-------- Source records --------

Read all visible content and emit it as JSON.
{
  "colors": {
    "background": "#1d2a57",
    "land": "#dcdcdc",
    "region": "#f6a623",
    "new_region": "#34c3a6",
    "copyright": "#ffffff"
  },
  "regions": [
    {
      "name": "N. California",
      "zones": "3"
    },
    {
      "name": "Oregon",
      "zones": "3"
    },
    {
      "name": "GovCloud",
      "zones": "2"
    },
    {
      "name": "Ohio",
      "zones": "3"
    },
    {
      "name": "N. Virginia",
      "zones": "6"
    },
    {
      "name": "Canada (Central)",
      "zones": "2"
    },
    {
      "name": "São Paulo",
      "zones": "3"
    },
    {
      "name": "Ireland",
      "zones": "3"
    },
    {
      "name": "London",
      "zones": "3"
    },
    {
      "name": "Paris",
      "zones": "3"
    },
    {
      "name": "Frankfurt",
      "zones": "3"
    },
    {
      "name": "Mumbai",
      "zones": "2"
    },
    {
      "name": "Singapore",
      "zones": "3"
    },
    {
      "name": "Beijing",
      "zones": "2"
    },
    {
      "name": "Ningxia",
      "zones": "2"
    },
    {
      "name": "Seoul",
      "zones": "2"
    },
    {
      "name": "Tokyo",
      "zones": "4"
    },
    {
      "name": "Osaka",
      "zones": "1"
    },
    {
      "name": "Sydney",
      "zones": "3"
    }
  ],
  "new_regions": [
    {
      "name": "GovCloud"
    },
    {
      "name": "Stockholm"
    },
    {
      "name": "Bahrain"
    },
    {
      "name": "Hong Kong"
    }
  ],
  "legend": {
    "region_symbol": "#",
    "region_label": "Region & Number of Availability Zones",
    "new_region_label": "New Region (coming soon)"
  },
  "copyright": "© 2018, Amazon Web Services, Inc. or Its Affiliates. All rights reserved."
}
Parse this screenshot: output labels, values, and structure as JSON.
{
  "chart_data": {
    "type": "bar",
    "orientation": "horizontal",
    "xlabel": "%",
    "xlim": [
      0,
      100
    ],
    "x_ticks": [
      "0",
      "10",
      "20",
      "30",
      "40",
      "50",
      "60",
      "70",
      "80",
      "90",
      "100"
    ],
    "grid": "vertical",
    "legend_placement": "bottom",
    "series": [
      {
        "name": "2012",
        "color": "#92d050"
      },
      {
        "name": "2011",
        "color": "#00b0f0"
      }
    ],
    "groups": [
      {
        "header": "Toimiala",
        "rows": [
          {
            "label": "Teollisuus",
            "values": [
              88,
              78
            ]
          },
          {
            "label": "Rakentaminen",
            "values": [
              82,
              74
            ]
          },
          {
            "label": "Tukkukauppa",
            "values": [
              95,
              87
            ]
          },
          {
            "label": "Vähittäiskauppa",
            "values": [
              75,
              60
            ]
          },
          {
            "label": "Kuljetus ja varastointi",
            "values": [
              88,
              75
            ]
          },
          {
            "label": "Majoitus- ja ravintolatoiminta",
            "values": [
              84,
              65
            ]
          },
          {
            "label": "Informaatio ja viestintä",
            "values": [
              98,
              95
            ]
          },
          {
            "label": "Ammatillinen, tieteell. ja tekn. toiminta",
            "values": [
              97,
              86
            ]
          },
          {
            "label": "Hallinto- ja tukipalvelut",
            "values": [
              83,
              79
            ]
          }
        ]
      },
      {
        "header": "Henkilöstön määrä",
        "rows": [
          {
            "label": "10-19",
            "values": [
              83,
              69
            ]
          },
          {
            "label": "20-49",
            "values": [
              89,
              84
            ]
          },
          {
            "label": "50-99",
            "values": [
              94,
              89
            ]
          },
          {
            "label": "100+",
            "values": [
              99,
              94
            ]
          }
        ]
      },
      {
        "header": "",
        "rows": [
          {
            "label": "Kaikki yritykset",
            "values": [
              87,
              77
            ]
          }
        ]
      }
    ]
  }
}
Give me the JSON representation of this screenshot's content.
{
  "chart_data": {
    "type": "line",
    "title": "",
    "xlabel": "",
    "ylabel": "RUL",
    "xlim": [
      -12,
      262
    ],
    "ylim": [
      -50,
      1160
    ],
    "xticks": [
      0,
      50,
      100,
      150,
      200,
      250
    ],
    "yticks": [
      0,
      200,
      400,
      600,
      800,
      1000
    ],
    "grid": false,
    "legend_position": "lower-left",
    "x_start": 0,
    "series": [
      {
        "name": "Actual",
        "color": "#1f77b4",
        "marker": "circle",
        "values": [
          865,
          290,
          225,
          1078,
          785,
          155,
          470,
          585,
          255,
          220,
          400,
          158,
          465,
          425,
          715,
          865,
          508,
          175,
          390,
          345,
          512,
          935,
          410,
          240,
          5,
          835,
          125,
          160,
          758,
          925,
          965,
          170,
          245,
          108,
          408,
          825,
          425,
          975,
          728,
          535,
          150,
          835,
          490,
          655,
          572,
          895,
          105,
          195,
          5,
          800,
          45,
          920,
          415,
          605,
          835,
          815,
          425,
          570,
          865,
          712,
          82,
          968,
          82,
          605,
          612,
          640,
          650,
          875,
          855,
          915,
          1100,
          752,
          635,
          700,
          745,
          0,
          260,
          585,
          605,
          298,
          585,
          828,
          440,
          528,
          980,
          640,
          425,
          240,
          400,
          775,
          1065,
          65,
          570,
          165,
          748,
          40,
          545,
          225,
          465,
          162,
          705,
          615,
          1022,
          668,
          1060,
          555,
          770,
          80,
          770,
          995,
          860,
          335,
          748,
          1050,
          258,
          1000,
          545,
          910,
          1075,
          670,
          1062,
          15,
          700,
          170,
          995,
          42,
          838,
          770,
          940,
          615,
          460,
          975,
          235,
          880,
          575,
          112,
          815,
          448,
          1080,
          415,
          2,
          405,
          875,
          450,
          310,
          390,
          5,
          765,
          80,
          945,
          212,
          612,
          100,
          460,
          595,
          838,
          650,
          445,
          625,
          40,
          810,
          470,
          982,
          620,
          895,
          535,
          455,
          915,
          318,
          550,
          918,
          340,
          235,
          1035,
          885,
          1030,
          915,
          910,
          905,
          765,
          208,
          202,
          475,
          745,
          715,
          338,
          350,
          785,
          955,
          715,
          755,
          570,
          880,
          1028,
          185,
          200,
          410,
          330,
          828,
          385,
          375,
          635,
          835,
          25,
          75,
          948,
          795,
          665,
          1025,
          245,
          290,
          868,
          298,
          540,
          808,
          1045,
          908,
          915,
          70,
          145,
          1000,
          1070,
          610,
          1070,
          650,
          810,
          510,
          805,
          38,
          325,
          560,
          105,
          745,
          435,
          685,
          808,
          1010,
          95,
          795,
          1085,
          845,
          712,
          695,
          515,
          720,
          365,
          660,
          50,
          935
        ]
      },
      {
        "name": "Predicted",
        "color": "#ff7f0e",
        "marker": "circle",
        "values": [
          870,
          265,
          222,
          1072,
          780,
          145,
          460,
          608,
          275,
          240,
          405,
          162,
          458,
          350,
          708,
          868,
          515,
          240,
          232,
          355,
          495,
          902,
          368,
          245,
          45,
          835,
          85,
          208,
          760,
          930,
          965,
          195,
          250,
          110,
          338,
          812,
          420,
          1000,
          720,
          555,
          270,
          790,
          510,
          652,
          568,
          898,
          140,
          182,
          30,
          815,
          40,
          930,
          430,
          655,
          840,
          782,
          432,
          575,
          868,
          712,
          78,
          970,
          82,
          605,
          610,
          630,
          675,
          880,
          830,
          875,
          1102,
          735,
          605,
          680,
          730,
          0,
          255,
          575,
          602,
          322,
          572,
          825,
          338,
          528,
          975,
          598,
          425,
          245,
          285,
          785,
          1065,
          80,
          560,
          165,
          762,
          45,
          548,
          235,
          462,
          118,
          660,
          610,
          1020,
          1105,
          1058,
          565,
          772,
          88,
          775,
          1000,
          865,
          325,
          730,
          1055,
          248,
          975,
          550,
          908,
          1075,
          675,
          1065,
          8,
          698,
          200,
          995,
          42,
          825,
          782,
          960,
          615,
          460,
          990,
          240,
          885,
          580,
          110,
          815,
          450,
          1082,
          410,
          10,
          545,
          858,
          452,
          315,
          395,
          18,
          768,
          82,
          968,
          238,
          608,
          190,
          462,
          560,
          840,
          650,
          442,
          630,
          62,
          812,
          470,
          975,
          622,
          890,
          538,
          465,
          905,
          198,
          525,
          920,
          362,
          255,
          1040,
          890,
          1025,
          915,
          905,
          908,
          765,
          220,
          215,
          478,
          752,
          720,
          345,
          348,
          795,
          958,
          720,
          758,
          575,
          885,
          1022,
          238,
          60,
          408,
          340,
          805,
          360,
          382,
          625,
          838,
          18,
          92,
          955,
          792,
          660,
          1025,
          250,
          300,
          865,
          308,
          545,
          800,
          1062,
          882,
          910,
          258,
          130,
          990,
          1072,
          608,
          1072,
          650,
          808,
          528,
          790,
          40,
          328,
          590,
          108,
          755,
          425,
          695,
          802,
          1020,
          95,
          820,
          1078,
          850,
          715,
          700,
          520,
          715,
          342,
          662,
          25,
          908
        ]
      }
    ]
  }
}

--------

Set exercise –
Make a list of all lines in the data that contain "header".

Response for this exercise –
        "header": "Toimiala",
        "header": "Henkilöstön määrä",
        "header": "",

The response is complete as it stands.